» **DATASET RECORDS**:
-*-*-

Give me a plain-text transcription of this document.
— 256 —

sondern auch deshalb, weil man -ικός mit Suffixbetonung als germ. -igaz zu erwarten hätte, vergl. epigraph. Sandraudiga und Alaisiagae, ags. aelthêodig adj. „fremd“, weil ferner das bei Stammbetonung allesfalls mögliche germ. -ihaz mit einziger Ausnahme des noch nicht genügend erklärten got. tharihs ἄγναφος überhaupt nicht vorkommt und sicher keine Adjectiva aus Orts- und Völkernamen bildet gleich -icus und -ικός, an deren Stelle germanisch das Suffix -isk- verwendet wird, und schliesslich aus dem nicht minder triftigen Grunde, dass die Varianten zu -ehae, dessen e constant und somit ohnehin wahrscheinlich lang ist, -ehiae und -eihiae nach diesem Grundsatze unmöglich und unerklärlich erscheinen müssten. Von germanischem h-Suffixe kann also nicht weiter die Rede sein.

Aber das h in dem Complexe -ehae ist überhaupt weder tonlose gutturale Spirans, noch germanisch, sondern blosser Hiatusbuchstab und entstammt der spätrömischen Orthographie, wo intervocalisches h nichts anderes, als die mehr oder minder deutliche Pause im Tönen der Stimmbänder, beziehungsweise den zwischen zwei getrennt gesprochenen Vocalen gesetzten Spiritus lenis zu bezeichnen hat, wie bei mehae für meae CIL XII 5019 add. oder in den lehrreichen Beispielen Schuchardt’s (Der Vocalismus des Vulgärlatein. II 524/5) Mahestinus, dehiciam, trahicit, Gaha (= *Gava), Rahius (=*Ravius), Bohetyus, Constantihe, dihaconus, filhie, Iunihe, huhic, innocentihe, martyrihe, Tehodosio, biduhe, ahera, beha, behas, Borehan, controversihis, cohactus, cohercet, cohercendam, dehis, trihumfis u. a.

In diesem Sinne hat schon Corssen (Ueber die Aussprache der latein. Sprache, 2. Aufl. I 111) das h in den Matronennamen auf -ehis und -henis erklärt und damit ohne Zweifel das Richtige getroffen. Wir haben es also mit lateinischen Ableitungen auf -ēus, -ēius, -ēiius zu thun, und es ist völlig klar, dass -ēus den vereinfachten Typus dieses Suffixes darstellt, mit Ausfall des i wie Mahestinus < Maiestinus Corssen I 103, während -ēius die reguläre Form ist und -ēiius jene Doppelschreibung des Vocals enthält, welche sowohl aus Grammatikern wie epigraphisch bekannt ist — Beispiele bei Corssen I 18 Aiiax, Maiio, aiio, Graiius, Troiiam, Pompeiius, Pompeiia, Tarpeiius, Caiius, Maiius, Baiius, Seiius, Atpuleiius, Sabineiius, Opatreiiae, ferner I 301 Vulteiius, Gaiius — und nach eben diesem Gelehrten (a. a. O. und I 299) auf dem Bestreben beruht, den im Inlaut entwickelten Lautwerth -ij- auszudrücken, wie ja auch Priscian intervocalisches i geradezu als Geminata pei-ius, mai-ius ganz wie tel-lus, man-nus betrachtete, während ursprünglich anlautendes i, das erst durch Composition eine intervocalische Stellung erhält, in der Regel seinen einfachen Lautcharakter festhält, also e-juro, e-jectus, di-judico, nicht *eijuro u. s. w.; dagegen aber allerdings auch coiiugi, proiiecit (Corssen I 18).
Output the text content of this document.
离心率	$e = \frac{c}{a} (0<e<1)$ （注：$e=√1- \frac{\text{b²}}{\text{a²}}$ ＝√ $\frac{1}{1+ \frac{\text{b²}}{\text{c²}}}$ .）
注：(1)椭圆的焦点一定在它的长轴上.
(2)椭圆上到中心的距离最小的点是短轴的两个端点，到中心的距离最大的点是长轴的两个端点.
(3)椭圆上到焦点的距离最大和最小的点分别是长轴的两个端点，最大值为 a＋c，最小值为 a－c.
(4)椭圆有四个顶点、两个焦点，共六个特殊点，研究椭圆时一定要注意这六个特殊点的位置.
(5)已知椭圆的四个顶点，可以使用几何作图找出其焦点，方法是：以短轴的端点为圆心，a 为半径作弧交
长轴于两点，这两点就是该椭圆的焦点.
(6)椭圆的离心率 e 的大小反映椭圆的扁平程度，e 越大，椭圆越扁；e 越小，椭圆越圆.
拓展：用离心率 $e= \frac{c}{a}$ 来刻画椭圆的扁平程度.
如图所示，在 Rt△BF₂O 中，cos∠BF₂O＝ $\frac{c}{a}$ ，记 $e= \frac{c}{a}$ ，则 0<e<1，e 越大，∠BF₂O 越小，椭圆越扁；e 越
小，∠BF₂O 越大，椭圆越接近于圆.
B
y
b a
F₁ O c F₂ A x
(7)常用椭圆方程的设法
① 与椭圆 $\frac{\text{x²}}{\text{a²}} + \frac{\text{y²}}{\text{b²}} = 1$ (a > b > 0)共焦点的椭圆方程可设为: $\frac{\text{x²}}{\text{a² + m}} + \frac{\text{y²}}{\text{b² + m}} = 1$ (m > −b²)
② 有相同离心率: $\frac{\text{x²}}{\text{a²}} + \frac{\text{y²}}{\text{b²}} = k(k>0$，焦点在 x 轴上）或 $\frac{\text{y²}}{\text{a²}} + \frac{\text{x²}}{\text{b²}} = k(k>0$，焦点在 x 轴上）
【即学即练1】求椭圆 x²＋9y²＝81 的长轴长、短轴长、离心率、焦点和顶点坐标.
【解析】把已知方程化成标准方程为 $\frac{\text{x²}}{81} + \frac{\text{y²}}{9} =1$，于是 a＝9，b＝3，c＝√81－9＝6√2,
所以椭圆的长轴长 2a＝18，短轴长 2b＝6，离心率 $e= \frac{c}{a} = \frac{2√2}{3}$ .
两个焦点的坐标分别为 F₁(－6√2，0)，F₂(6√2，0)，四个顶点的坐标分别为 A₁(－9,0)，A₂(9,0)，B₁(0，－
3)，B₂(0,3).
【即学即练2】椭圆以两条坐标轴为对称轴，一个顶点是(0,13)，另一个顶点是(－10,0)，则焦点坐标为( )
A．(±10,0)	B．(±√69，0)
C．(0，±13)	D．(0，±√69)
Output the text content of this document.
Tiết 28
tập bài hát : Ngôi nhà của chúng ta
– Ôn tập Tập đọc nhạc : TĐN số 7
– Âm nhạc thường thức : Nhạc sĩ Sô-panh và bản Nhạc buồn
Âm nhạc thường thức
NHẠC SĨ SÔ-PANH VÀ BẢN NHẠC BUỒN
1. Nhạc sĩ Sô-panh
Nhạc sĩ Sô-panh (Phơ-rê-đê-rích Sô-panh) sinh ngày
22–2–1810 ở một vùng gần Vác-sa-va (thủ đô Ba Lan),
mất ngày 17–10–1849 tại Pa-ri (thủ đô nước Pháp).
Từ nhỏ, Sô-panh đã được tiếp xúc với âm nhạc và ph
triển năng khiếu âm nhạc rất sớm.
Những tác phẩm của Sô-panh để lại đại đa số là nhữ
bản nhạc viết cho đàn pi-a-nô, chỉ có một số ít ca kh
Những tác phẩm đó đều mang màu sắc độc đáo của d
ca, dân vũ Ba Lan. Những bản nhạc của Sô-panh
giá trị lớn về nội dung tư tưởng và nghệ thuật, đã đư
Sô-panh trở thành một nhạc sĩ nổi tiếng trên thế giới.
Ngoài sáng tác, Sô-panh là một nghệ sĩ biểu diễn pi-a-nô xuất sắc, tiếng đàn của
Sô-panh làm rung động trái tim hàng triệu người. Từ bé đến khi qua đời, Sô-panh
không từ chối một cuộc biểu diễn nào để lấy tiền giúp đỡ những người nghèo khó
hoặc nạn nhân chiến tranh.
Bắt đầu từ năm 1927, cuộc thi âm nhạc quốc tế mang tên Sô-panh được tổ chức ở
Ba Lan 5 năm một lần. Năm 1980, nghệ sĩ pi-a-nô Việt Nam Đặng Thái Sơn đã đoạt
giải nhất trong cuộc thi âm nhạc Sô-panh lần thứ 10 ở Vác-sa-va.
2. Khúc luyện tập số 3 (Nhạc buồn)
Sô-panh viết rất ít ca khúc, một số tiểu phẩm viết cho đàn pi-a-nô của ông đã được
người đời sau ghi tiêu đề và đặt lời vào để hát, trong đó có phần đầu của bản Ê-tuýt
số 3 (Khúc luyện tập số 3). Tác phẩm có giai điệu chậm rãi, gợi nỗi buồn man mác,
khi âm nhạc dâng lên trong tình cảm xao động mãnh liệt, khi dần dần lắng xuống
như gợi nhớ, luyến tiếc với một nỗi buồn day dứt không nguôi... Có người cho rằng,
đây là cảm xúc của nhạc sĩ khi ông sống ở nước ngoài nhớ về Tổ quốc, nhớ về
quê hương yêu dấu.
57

-*-*-

» **SHORT TASK**: Keep only those lines of the records that hold "nghệ", and return them.

» **FULL SOLUTION**:
giá trị lớn về nội dung tư tưởng và nghệ thuật, đã đư
Ngoài sáng tác, Sô-panh là một nghệ sĩ biểu diễn pi-a-nô xuất sắc, tiếng đàn của
Ba Lan 5 năm một lần. Năm 1980, nghệ sĩ pi-a-nô Việt Nam Đặng Thái Sơn đã đoạt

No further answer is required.